*Problem to work on*
Copy out every line that contains "voltage".

--- Begin Dataset extract ---

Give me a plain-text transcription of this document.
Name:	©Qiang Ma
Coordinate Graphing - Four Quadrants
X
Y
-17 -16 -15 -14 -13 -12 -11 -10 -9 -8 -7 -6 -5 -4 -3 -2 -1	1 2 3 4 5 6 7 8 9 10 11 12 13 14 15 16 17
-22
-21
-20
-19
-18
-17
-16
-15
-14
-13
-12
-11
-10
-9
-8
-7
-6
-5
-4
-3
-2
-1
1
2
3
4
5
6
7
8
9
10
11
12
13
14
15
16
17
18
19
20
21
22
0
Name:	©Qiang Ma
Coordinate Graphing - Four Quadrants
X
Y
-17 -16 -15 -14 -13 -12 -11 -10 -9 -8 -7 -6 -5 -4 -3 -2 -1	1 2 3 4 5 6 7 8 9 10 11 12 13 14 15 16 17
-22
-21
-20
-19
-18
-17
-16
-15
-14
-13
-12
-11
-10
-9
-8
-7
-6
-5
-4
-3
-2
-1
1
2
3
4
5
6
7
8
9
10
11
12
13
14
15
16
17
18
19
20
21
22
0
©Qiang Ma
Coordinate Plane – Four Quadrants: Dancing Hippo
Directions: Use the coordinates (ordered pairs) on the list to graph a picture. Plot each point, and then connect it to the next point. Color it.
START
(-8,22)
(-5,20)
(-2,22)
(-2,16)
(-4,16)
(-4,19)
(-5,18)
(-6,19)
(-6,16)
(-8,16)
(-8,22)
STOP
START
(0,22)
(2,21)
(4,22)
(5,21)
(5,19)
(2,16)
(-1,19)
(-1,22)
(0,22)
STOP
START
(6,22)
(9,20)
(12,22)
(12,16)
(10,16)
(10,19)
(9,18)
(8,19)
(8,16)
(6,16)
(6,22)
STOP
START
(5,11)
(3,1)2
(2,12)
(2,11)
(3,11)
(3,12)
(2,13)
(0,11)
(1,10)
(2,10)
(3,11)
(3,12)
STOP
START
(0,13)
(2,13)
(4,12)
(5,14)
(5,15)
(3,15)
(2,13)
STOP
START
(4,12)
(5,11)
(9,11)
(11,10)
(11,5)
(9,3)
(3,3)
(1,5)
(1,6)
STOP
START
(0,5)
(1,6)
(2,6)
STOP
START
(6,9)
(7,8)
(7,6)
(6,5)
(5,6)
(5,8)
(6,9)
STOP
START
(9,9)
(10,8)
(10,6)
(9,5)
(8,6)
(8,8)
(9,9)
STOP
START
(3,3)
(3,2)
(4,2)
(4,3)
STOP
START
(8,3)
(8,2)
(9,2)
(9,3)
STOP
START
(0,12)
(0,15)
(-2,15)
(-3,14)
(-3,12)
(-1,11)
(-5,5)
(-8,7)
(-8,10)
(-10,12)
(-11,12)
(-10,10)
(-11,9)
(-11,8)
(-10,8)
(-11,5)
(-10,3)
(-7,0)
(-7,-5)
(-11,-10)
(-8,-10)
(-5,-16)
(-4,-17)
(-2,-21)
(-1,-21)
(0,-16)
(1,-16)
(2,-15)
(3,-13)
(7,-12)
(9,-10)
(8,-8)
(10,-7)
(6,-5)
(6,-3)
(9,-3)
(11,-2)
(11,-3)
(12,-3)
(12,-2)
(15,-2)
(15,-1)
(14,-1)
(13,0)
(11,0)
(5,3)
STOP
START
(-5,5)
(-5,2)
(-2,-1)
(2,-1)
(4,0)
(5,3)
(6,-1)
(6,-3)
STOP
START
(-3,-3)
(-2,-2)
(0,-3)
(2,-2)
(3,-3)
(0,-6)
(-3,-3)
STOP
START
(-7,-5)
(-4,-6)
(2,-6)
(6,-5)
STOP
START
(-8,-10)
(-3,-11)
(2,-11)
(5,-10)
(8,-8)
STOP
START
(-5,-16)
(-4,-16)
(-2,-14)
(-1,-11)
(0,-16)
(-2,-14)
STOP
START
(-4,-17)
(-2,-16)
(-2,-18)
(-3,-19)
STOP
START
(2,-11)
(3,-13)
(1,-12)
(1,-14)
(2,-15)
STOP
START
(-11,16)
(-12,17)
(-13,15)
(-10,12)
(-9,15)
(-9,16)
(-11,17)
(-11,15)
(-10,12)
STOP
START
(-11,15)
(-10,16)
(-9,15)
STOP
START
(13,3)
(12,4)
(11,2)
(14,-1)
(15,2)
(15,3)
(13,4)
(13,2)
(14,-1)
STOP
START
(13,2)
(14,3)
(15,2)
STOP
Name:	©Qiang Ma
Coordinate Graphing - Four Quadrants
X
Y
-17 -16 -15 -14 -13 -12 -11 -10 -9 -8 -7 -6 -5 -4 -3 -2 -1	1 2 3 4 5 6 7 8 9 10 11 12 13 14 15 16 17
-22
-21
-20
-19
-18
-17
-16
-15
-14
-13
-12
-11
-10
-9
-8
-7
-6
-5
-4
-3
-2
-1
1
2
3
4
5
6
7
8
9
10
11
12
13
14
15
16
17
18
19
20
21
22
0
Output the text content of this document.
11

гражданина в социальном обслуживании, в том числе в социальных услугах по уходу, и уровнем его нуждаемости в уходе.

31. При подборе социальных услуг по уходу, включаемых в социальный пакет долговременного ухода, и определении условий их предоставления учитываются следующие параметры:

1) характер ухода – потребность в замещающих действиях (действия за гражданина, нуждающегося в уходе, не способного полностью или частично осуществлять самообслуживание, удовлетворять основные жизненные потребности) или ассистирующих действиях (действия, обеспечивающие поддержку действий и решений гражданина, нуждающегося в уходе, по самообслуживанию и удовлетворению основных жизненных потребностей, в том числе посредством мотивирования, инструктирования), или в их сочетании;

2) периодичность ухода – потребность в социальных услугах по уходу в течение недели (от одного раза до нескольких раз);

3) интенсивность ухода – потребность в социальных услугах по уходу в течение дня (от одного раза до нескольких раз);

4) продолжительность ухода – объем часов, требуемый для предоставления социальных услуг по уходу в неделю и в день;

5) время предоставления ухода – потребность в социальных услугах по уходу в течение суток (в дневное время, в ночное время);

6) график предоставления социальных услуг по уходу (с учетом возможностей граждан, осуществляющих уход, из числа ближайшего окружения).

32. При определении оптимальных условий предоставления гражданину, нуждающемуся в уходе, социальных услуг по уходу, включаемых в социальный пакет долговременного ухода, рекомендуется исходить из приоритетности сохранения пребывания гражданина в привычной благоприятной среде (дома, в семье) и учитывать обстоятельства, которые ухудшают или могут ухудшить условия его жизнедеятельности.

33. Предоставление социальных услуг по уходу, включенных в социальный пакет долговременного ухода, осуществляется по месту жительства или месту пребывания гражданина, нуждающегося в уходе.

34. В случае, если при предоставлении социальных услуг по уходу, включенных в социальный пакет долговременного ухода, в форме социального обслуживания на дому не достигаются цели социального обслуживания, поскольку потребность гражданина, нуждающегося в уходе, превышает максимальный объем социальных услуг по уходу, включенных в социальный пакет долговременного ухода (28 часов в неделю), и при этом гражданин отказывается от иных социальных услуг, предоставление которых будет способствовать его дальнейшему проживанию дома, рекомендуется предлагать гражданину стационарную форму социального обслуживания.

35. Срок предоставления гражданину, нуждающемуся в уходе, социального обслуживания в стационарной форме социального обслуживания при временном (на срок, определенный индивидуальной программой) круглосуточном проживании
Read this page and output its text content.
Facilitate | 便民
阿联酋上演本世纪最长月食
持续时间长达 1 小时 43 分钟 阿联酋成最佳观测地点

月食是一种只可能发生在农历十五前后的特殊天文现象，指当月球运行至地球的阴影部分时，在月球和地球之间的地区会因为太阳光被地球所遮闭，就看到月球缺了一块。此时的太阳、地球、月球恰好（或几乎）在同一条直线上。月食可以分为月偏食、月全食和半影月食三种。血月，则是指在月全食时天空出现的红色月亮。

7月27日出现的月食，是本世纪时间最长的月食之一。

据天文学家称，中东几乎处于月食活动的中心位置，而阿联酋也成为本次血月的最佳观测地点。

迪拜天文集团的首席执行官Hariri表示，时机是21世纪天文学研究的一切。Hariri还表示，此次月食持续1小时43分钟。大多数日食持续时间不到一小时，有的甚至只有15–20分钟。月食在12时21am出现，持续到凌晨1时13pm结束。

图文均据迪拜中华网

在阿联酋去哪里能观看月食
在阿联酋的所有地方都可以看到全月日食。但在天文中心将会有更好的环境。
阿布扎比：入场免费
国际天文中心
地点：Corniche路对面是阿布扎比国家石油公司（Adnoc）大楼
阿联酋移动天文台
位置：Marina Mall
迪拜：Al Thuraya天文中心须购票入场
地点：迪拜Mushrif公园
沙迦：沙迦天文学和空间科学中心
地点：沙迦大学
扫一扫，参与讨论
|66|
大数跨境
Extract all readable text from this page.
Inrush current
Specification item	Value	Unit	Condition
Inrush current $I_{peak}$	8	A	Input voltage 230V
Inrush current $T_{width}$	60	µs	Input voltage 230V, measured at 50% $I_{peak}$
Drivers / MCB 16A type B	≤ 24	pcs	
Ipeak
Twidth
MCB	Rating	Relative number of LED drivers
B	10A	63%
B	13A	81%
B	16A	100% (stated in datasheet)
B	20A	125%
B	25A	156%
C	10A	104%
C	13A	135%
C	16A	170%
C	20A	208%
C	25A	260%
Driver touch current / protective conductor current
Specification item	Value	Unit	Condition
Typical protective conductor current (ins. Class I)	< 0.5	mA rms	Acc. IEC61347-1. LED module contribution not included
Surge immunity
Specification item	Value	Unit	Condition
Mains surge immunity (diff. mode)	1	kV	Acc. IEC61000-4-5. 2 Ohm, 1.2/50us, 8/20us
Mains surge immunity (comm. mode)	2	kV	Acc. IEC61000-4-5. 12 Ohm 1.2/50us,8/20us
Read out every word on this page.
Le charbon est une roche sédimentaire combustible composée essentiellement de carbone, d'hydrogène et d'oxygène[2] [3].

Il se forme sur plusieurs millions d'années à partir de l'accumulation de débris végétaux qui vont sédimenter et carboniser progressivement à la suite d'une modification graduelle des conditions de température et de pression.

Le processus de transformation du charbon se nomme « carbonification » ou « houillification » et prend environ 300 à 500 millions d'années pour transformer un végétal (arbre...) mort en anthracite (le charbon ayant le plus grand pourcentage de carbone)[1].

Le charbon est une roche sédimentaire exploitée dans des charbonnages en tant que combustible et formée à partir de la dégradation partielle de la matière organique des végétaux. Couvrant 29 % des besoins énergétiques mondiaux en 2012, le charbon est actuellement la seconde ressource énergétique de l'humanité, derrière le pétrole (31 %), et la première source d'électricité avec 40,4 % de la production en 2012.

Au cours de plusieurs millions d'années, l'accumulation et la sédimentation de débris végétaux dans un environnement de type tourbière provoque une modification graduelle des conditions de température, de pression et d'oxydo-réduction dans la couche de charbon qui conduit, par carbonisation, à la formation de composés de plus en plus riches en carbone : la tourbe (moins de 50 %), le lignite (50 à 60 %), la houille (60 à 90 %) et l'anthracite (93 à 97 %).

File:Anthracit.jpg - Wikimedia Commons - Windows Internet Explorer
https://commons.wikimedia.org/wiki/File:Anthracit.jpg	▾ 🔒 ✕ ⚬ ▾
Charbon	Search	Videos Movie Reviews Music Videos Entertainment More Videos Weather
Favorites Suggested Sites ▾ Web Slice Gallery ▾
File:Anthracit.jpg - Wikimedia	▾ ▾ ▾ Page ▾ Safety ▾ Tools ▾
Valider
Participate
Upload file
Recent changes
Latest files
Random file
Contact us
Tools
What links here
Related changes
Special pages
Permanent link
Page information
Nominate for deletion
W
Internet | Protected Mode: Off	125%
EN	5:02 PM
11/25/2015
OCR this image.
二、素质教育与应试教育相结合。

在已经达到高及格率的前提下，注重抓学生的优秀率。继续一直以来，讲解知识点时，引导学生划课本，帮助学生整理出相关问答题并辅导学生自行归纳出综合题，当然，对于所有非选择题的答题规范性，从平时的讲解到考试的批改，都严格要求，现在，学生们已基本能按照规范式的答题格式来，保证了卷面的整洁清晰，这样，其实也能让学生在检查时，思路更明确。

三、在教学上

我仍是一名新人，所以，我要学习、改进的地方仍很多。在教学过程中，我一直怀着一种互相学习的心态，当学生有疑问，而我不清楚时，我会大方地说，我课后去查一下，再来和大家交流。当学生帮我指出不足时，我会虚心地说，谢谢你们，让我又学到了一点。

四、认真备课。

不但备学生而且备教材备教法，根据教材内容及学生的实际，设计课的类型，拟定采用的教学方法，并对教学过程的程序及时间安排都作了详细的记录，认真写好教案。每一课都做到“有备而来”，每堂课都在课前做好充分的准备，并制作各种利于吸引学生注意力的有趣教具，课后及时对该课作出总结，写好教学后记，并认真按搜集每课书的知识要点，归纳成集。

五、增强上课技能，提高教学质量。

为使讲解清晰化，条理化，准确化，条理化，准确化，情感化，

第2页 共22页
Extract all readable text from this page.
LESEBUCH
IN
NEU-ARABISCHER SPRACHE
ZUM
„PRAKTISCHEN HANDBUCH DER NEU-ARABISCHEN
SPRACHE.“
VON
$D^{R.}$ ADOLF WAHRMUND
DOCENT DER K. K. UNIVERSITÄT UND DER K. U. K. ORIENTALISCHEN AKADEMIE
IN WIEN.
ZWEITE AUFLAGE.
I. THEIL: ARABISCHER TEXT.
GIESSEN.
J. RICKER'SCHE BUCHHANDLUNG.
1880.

--- End Dataset extract ---

*Solution to the exercise*
Inrush current $I_{peak}$	8	A	Input voltage 230V
Inrush current $T_{width}$	60	µs	Input voltage 230V, measured at 50% $I_{peak}$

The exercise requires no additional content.